_WHAT IS REQUIRED_: Reproduce each of the following lines word for word, keeping them in the same order.

_RECORDS PROVIDED_:
────────────────────────────────────────
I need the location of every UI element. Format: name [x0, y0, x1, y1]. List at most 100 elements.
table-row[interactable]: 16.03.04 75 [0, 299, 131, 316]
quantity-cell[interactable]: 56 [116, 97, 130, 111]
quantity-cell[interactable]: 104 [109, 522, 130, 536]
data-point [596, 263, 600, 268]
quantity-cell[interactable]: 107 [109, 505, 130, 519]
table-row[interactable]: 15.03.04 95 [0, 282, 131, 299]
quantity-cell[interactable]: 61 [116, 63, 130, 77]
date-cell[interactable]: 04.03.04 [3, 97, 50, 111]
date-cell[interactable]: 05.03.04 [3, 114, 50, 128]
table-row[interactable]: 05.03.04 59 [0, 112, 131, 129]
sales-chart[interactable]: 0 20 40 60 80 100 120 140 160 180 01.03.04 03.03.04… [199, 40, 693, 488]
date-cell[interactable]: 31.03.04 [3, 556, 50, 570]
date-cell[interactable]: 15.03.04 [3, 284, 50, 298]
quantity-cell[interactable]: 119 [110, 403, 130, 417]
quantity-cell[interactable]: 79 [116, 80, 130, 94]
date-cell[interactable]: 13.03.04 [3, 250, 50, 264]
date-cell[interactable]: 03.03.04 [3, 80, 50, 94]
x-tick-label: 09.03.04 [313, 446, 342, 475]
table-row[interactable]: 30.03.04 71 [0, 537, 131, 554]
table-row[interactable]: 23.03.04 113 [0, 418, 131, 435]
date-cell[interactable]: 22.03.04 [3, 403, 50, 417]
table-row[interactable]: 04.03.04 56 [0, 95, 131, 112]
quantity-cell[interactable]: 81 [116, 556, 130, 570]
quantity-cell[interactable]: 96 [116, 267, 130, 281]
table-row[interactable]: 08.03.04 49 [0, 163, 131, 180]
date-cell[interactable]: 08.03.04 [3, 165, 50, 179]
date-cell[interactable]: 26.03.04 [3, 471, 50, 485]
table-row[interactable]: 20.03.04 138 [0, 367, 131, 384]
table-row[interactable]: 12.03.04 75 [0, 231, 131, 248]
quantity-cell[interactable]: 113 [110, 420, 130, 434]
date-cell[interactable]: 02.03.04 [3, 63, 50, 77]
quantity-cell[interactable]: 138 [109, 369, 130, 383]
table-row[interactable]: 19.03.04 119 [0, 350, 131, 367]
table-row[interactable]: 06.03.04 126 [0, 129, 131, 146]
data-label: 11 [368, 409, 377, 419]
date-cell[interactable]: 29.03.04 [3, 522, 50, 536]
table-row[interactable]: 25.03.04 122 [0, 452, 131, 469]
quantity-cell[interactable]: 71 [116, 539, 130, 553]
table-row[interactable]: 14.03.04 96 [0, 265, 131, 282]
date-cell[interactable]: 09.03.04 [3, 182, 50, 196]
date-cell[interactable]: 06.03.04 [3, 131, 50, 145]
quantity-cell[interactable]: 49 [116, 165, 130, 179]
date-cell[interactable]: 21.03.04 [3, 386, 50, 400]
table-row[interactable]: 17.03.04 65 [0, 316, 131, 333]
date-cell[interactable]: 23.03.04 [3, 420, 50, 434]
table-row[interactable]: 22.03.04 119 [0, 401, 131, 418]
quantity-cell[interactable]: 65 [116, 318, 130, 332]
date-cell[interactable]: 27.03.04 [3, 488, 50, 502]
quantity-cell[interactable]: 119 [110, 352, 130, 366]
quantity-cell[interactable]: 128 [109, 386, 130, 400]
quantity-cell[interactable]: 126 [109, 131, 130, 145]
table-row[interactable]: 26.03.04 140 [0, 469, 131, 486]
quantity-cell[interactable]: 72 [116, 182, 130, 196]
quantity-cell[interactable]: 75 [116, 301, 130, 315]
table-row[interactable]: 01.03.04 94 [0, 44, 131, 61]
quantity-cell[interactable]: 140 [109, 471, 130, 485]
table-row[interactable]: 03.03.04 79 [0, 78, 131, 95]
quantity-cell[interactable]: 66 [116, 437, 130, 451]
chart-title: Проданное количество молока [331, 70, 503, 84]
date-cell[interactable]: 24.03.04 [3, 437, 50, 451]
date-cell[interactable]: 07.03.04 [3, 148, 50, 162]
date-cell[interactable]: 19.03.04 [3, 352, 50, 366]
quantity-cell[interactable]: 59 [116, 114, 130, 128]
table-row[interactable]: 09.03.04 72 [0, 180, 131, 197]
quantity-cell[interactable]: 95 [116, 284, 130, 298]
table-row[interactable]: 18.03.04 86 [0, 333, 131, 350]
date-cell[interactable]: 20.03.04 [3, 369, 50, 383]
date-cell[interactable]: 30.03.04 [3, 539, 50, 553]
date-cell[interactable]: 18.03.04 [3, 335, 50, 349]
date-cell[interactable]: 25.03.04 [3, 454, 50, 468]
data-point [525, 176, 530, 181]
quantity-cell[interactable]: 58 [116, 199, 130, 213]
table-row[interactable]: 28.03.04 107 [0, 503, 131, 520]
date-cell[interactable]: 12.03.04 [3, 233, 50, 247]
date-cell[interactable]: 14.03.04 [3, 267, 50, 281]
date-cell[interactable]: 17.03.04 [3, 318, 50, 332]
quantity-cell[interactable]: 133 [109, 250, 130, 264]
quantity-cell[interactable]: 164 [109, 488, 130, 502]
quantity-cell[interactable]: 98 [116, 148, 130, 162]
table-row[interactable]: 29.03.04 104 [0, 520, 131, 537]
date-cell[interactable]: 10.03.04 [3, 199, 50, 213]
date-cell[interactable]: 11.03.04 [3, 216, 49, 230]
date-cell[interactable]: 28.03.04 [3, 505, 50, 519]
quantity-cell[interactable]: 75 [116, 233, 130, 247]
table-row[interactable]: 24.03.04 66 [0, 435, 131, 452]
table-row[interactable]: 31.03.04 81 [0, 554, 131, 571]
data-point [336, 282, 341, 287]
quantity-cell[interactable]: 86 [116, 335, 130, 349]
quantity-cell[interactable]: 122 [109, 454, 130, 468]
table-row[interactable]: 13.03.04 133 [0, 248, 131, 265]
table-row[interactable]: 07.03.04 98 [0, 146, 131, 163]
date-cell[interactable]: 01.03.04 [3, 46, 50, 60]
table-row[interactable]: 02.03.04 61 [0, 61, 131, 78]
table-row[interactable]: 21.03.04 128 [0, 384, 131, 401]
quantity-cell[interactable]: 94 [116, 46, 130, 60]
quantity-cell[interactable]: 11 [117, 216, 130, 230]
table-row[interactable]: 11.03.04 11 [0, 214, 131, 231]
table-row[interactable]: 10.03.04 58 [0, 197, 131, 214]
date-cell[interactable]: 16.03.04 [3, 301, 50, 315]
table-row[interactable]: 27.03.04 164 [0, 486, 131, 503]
────────────────────────────────────────
_WRITTEN ANSWER_:
I need the location of every UI element. Format: name [x0, y0, x1, y1]. List at most 100 elements.
table-row[interactable]: 16.03.04 75 [0, 299, 131, 316]
quantity-cell[interactable]: 56 [116, 97, 130, 111]
quantity-cell[interactable]: 104 [109, 522, 130, 536]
data-point [596, 263, 600, 268]
quantity-cell[interactable]: 107 [109, 505, 130, 519]
table-row[interactable]: 15.03.04 95 [0, 282, 131, 299]
quantity-cell[interactable]: 61 [116, 63, 130, 77]
date-cell[interactable]: 04.03.04 [3, 97, 50, 111]
date-cell[interactable]: 05.03.04 [3, 114, 50, 128]
table-row[interactable]: 05.03.04 59 [0, 112, 131, 129]
sales-chart[interactable]: 0 20 40 60 80 100 120 140 160 180 01.03.04 03.03.04… [199, 40, 693, 488]
date-cell[interactable]: 31.03.04 [3, 556, 50, 570]
date-cell[interactable]: 15.03.04 [3, 284, 50, 298]
quantity-cell[interactable]: 119 [110, 403, 130, 417]
quantity-cell[interactable]: 79 [116, 80, 130, 94]
date-cell[interactable]: 13.03.04 [3, 250, 50, 264]
date-cell[interactable]: 03.03.04 [3, 80, 50, 94]
x-tick-label: 09.03.04 [313, 446, 342, 475]
table-row[interactable]: 30.03.04 71 [0, 537, 131, 554]
table-row[interactable]: 23.03.04 113 [0, 418, 131, 435]
date-cell[interactable]: 22.03.04 [3, 403, 50, 417]
table-row[interactable]: 04.03.04 56 [0, 95, 131, 112]
quantity-cell[interactable]: 81 [116, 556, 130, 570]
quantity-cell[interactable]: 96 [116, 267, 130, 281]
table-row[interactable]: 08.03.04 49 [0, 163, 131, 180]
date-cell[interactable]: 08.03.04 [3, 165, 50, 179]
date-cell[interactable]: 26.03.04 [3, 471, 50, 485]
table-row[interactable]: 20.03.04 138 [0, 367, 131, 384]
table-row[interactable]: 12.03.04 75 [0, 231, 131, 248]
quantity-cell[interactable]: 113 [110, 420, 130, 434]
date-cell[interactable]: 02.03.04 [3, 63, 50, 77]
quantity-cell[interactable]: 138 [109, 369, 130, 383]
table-row[interactable]: 19.03.04 119 [0, 350, 131, 367]
table-row[interactable]: 06.03.04 126 [0, 129, 131, 146]
data-label: 11 [368, 409, 377, 419]
date-cell[interactable]: 29.03.04 [3, 522, 50, 536]
table-row[interactable]: 25.03.04 122 [0, 452, 131, 469]
quantity-cell[interactable]: 71 [116, 539, 130, 553]
table-row[interactable]: 14.03.04 96 [0, 265, 131, 282]
date-cell[interactable]: 09.03.04 [3, 182, 50, 196]
date-cell[interactable]: 06.03.04 [3, 131, 50, 145]
quantity-cell[interactable]: 49 [116, 165, 130, 179]
date-cell[interactable]: 21.03.04 [3, 386, 50, 400]
table-row[interactable]: 17.03.04 65 [0, 316, 131, 333]
date-cell[interactable]: 23.03.04 [3, 420, 50, 434]
table-row[interactable]: 22.03.04 119 [0, 401, 131, 418]
quantity-cell[interactable]: 65 [116, 318, 130, 332]
date-cell[interactable]: 27.03.04 [3, 488, 50, 502]
quantity-cell[interactable]: 119 [110, 352, 130, 366]
quantity-cell[interactable]: 128 [109, 386, 130, 400]
quantity-cell[interactable]: 126 [109, 131, 130, 145]
table-row[interactable]: 26.03.04 140 [0, 469, 131, 486]
quantity-cell[interactable]: 72 [116, 182, 130, 196]
quantity-cell[interactable]: 75 [116, 301, 130, 315]
table-row[interactable]: 01.03.04 94 [0, 44, 131, 61]
quantity-cell[interactable]: 140 [109, 471, 130, 485]
table-row[interactable]: 03.03.04 79 [0, 78, 131, 95]
quantity-cell[interactable]: 66 [116, 437, 130, 451]
chart-title: Проданное количество молока [331, 70, 503, 84]
date-cell[interactable]: 24.03.04 [3, 437, 50, 451]
date-cell[interactable]: 07.03.04 [3, 148, 50, 162]
date-cell[interactable]: 19.03.04 [3, 352, 50, 366]
quantity-cell[interactable]: 59 [116, 114, 130, 128]
table-row[interactable]: 09.03.04 72 [0, 180, 131, 197]
quantity-cell[interactable]: 95 [116, 284, 130, 298]
table-row[interactable]: 18.03.04 86 [0, 333, 131, 350]
date-cell[interactable]: 20.03.04 [3, 369, 50, 383]
date-cell[interactable]: 30.03.04 [3, 539, 50, 553]
date-cell[interactable]: 18.03.04 [3, 335, 50, 349]
date-cell[interactable]: 25.03.04 [3, 454, 50, 468]
data-point [525, 176, 530, 181]
quantity-cell[interactable]: 58 [116, 199, 130, 213]
table-row[interactable]: 28.03.04 107 [0, 503, 131, 520]
date-cell[interactable]: 12.03.04 [3, 233, 50, 247]
date-cell[interactable]: 14.03.04 [3, 267, 50, 281]
date-cell[interactable]: 17.03.04 [3, 318, 50, 332]
quantity-cell[interactable]: 133 [109, 250, 130, 264]
quantity-cell[interactable]: 164 [109, 488, 130, 502]
quantity-cell[interactable]: 98 [116, 148, 130, 162]
table-row[interactable]: 29.03.04 104 [0, 520, 131, 537]
date-cell[interactable]: 10.03.04 [3, 199, 50, 213]
date-cell[interactable]: 11.03.04 [3, 216, 49, 230]
date-cell[interactable]: 28.03.04 [3, 505, 50, 519]
quantity-cell[interactable]: 75 [116, 233, 130, 247]
table-row[interactable]: 24.03.04 66 [0, 435, 131, 452]
table-row[interactable]: 31.03.04 81 [0, 554, 131, 571]
data-point [336, 282, 341, 287]
quantity-cell[interactable]: 86 [116, 335, 130, 349]
quantity-cell[interactable]: 122 [109, 454, 130, 468]
table-row[interactable]: 13.03.04 133 [0, 248, 131, 265]
table-row[interactable]: 07.03.04 98 [0, 146, 131, 163]
date-cell[interactable]: 01.03.04 [3, 46, 50, 60]
table-row[interactable]: 02.03.04 61 [0, 61, 131, 78]
table-row[interactable]: 21.03.04 128 [0, 384, 131, 401]
quantity-cell[interactable]: 94 [116, 46, 130, 60]
quantity-cell[interactable]: 11 [117, 216, 130, 230]
table-row[interactable]: 11.03.04 11 [0, 214, 131, 231]
table-row[interactable]: 10.03.04 58 [0, 197, 131, 214]
date-cell[interactable]: 16.03.04 [3, 301, 50, 315]
table-row[interactable]: 27.03.04 164 [0, 486, 131, 503]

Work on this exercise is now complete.